Below, find each line holding "kbps" and state how many there are, using the number alone.

Items from a data source
..............................
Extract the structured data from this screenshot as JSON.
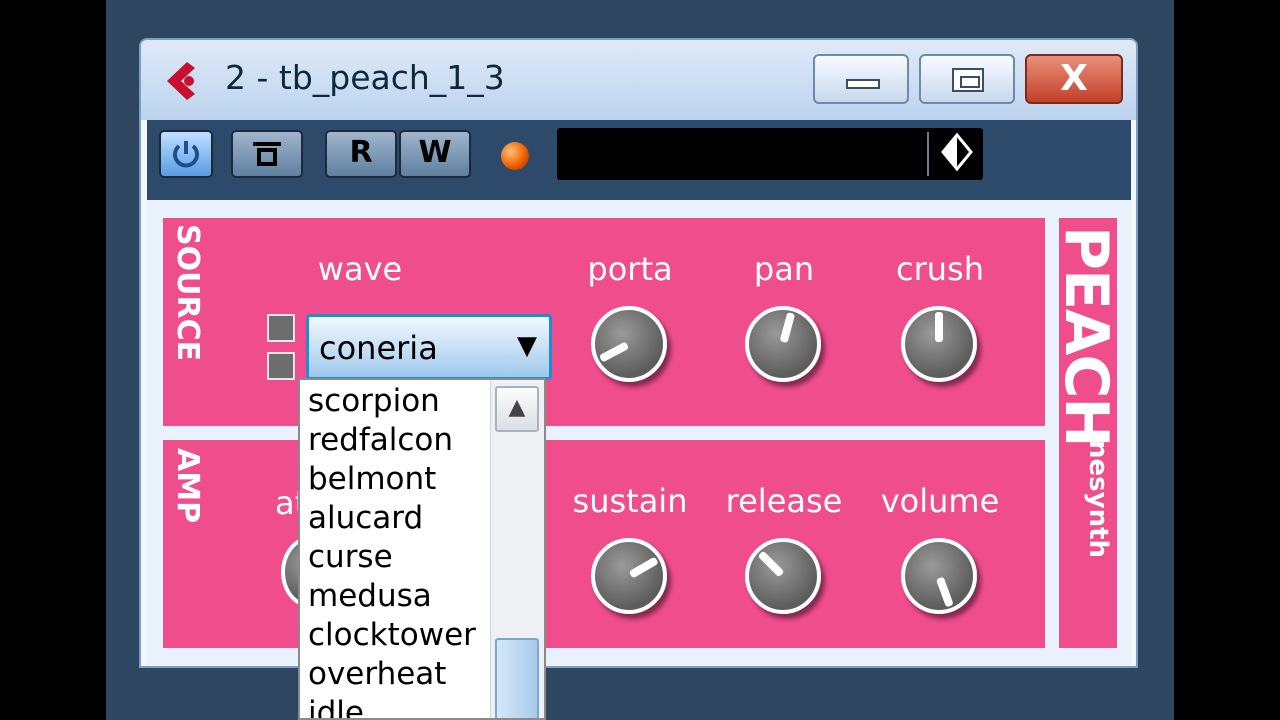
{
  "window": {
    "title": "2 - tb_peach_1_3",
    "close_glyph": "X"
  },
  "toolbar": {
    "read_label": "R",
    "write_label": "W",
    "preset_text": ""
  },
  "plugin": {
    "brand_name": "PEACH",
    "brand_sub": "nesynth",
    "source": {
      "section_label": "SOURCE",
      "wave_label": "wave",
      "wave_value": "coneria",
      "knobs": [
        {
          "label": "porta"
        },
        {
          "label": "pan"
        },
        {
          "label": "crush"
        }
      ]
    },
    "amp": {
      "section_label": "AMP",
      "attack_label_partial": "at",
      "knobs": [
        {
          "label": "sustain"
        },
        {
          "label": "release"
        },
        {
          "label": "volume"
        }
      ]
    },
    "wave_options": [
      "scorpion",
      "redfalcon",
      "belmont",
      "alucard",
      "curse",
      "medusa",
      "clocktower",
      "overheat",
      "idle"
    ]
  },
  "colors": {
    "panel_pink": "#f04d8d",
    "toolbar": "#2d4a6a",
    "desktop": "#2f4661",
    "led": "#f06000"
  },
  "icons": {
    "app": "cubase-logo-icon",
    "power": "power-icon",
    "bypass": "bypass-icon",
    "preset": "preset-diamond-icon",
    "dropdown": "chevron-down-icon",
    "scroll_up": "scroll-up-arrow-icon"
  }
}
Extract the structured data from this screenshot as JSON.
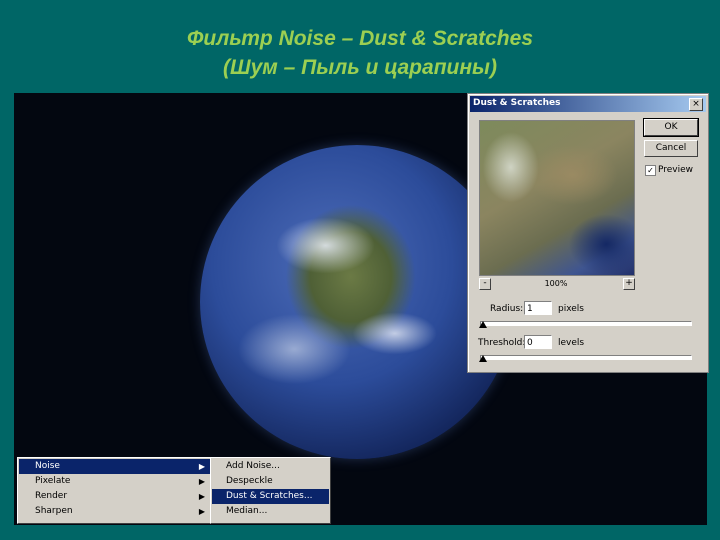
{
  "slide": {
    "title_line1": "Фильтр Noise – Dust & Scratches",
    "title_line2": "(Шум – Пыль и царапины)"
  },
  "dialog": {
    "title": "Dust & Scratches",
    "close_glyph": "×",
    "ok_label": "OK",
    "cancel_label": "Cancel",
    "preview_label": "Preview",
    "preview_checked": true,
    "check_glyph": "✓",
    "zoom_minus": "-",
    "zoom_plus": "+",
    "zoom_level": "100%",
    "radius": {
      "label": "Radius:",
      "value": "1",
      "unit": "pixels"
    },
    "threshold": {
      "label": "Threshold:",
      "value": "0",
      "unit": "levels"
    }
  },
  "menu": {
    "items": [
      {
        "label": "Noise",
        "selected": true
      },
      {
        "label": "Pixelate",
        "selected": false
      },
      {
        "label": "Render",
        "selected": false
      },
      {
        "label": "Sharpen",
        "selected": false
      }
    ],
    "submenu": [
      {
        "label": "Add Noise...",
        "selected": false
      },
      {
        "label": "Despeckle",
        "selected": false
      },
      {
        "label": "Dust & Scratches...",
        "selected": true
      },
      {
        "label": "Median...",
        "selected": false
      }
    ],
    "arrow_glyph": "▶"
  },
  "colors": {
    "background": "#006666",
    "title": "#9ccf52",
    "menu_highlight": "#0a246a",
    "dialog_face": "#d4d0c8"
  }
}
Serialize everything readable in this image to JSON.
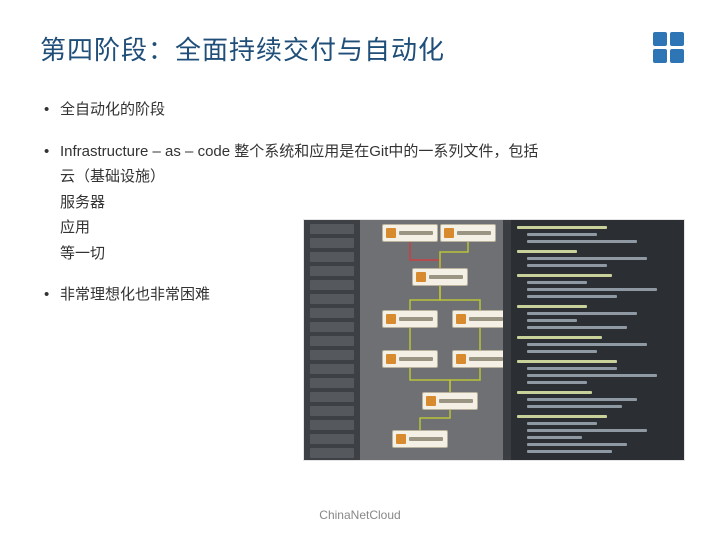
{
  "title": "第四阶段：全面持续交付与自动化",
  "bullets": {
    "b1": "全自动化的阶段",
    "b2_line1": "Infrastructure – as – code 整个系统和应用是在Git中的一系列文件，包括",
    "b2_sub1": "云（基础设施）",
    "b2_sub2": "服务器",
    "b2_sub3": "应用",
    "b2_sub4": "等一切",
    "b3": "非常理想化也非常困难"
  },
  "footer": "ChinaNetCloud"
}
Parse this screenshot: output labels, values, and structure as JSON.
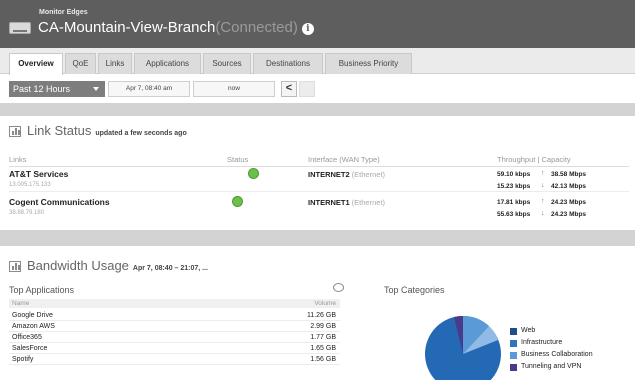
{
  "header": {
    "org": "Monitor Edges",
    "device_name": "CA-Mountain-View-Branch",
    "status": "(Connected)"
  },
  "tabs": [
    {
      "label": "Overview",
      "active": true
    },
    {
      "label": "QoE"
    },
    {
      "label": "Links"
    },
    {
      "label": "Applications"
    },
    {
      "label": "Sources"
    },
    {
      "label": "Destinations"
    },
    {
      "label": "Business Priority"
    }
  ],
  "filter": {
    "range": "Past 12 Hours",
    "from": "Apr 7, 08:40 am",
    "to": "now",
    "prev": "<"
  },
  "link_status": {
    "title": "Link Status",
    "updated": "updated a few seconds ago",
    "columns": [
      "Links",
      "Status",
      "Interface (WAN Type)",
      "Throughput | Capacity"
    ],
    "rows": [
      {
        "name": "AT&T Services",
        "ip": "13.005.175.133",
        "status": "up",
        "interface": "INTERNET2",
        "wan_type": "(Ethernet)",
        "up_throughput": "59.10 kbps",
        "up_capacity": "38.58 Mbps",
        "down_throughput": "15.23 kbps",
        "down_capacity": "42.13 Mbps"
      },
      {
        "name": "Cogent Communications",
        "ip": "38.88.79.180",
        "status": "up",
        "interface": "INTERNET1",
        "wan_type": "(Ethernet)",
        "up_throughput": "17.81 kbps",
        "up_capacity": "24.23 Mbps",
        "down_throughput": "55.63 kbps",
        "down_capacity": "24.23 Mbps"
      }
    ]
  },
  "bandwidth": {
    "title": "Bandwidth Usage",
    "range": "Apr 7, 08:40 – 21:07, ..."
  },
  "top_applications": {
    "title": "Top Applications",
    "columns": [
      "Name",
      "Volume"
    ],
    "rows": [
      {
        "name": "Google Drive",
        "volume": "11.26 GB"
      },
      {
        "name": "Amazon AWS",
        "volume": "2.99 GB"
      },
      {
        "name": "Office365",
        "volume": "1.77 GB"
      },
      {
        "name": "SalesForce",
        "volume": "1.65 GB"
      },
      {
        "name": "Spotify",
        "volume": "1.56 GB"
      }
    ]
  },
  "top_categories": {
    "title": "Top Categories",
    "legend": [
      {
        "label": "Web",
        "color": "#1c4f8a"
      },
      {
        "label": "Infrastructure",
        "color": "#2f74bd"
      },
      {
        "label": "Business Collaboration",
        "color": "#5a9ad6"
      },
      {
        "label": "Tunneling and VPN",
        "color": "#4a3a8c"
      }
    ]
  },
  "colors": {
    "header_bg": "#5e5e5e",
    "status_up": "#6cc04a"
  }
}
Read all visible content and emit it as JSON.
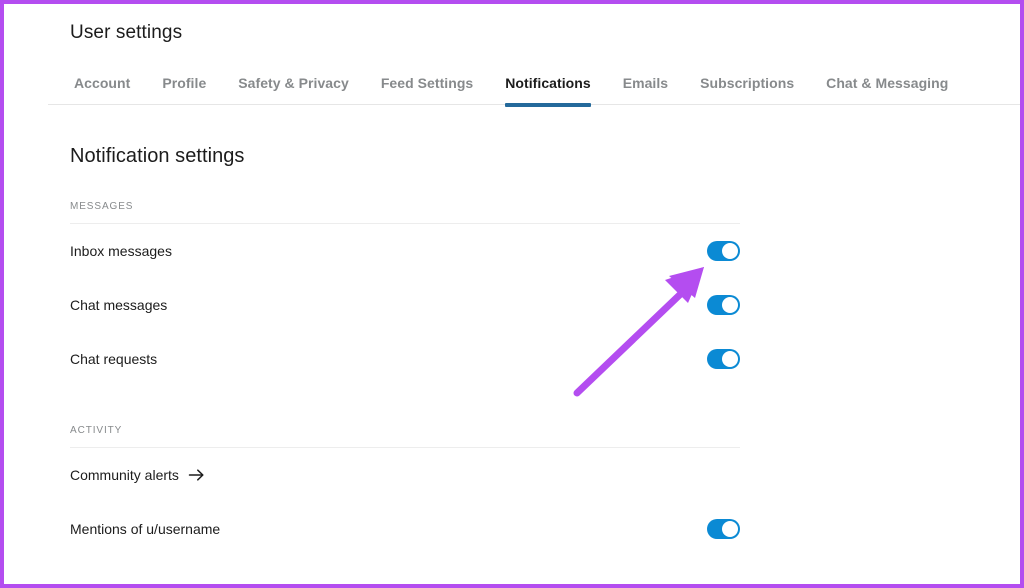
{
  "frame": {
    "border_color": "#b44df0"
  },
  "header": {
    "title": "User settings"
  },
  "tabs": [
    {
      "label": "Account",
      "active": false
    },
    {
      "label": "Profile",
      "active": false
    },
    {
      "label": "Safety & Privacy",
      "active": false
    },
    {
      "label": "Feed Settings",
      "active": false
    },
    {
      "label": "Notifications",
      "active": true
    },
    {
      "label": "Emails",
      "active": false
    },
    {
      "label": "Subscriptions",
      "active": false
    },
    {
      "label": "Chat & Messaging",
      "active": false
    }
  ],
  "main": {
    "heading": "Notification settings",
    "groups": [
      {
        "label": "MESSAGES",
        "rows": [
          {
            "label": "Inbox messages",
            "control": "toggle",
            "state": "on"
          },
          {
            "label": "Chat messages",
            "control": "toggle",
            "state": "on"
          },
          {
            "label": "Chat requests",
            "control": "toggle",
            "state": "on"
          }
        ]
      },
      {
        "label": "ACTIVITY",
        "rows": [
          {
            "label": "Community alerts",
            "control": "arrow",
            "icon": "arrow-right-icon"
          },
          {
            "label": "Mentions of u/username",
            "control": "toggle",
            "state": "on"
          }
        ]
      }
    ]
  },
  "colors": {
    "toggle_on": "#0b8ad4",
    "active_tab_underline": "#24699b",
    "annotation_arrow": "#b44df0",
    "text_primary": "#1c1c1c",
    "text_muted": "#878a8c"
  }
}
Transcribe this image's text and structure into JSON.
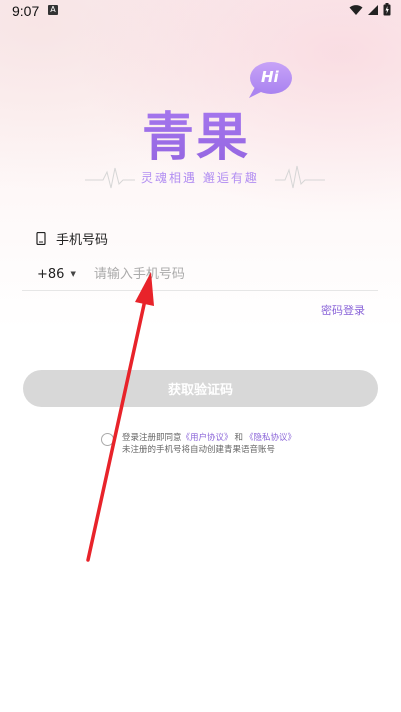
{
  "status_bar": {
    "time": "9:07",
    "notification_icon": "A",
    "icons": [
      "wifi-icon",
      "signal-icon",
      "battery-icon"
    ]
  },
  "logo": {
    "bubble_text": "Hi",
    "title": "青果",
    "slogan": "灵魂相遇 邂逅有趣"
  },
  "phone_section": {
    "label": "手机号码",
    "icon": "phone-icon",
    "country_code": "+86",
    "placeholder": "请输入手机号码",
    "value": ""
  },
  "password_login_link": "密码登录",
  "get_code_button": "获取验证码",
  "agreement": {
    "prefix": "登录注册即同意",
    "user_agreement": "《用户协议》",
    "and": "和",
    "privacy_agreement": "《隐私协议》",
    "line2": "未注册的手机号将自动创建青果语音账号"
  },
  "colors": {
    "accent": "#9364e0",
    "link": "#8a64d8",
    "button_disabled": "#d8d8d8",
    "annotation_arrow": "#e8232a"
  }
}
..............................
Response ▸
4